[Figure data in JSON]
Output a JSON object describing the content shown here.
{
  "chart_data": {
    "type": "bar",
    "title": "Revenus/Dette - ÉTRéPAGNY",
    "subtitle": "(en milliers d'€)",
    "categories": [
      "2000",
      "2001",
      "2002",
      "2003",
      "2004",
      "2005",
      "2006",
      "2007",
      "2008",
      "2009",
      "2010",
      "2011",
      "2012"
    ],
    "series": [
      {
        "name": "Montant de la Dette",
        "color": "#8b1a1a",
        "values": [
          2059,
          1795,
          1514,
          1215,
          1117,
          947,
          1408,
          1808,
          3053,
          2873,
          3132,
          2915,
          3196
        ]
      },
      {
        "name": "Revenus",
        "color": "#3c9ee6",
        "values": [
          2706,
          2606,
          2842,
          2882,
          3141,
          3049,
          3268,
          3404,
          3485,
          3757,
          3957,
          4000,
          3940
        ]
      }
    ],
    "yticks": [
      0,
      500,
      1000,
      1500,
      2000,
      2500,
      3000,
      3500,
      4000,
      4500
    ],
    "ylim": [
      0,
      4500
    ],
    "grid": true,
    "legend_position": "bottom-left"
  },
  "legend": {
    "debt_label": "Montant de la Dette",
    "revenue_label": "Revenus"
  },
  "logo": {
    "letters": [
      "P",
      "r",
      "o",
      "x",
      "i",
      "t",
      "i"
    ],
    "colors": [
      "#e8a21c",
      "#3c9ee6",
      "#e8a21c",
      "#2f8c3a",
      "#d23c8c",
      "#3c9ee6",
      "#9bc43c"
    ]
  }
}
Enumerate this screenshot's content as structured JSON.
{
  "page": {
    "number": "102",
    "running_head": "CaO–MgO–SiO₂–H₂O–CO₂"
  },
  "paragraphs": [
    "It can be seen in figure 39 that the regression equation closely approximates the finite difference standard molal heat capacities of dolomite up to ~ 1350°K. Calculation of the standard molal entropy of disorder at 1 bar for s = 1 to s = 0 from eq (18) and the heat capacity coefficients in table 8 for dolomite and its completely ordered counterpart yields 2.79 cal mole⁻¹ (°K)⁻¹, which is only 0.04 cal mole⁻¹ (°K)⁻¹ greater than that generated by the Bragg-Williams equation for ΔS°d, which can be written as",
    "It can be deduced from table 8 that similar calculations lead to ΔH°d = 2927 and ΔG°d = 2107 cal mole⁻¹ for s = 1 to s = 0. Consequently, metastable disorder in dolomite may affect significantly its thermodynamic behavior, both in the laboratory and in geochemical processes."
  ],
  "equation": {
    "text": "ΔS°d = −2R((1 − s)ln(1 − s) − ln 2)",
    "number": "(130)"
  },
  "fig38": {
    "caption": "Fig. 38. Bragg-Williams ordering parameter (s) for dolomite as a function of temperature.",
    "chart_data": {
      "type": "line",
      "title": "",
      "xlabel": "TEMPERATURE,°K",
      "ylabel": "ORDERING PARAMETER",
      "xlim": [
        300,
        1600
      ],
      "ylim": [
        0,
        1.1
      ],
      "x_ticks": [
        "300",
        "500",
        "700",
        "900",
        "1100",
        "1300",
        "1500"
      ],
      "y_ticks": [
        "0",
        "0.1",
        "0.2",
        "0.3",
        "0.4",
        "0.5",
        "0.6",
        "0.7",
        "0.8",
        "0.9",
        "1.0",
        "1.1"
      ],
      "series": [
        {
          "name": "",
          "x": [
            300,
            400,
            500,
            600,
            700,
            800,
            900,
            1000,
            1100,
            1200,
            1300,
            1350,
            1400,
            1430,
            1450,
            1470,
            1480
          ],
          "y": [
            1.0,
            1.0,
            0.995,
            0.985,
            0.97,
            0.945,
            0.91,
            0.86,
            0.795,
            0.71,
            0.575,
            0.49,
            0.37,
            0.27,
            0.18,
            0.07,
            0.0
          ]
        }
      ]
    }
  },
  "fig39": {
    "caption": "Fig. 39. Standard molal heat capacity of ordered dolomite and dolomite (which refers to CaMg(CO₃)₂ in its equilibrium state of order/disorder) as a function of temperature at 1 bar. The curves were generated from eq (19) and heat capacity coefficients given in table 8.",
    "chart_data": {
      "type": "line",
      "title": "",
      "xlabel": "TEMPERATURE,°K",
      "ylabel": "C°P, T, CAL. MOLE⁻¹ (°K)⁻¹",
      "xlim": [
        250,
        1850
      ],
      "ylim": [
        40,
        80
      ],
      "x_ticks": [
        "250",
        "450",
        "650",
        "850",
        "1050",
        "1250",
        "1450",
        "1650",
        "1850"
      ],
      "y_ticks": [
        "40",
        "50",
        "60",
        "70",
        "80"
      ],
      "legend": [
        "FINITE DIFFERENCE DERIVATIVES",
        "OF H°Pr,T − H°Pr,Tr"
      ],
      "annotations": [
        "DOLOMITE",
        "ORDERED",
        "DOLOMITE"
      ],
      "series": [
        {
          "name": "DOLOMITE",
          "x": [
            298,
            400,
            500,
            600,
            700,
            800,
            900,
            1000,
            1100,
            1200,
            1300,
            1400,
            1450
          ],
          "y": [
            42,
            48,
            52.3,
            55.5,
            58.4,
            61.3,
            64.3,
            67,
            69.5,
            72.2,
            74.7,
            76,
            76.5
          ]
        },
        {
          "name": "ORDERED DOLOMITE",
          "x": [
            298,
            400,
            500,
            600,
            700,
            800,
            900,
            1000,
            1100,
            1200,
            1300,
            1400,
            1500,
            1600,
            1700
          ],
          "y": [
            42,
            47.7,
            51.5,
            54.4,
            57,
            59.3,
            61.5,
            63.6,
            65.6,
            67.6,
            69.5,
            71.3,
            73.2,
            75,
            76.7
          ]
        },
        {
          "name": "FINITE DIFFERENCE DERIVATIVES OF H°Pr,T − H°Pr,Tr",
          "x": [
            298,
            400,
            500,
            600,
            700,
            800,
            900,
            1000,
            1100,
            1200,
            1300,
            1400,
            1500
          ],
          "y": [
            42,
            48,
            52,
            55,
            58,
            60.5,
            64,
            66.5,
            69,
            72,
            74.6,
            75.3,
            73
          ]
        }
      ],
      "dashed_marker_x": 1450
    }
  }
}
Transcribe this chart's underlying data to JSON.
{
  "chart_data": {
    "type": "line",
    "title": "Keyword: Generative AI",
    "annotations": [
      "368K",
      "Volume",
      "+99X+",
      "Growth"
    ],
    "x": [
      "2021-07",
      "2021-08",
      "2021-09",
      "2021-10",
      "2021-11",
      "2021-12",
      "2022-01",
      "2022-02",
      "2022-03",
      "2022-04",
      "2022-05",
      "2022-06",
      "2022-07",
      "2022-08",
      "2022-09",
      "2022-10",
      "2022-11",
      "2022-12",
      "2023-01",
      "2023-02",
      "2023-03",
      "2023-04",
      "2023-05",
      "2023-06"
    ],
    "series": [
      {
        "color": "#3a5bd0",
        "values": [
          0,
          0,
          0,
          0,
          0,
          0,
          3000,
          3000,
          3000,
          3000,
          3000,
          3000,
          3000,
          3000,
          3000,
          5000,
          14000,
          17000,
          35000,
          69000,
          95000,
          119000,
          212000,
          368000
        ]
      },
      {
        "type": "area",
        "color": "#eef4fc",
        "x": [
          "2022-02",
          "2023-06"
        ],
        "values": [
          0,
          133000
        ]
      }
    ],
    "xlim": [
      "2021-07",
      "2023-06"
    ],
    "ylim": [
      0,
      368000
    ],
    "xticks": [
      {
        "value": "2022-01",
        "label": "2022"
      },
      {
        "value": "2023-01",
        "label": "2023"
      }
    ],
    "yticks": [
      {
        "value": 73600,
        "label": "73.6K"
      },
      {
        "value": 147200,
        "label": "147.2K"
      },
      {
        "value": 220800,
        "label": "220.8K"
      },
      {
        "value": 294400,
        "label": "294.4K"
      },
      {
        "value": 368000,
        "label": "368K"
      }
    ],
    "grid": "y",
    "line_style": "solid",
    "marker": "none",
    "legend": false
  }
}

(What is asked)
Lines of the material that contain the word "which" are to be gathered.

(Exercise response)
    "It can be seen in figure 39 that the regression equation closely approximates the finite difference standard molal heat capacities of dolomite up to ~ 1350°K. Calculation of the standard molal entropy of disorder at 1 bar for s = 1 to s = 0 from eq (18) and the heat capacity coefficients in table 8 for dolomite and its completely ordered counterpart yields 2.79 cal mole⁻¹ (°K)⁻¹, which is only 0.04 cal mole⁻¹ (°K)⁻¹ greater than that generated by the Bragg-Williams equation for ΔS°d, which can be written as",
    "caption": "Fig. 39. Standard molal heat capacity of ordered dolomite and dolomite (which refers to CaMg(CO₃)₂ in its equilibrium state of order/disorder) as a function of temperature at 1 bar. The curves were generated from eq (19) and heat capacity coefficients given in table 8.",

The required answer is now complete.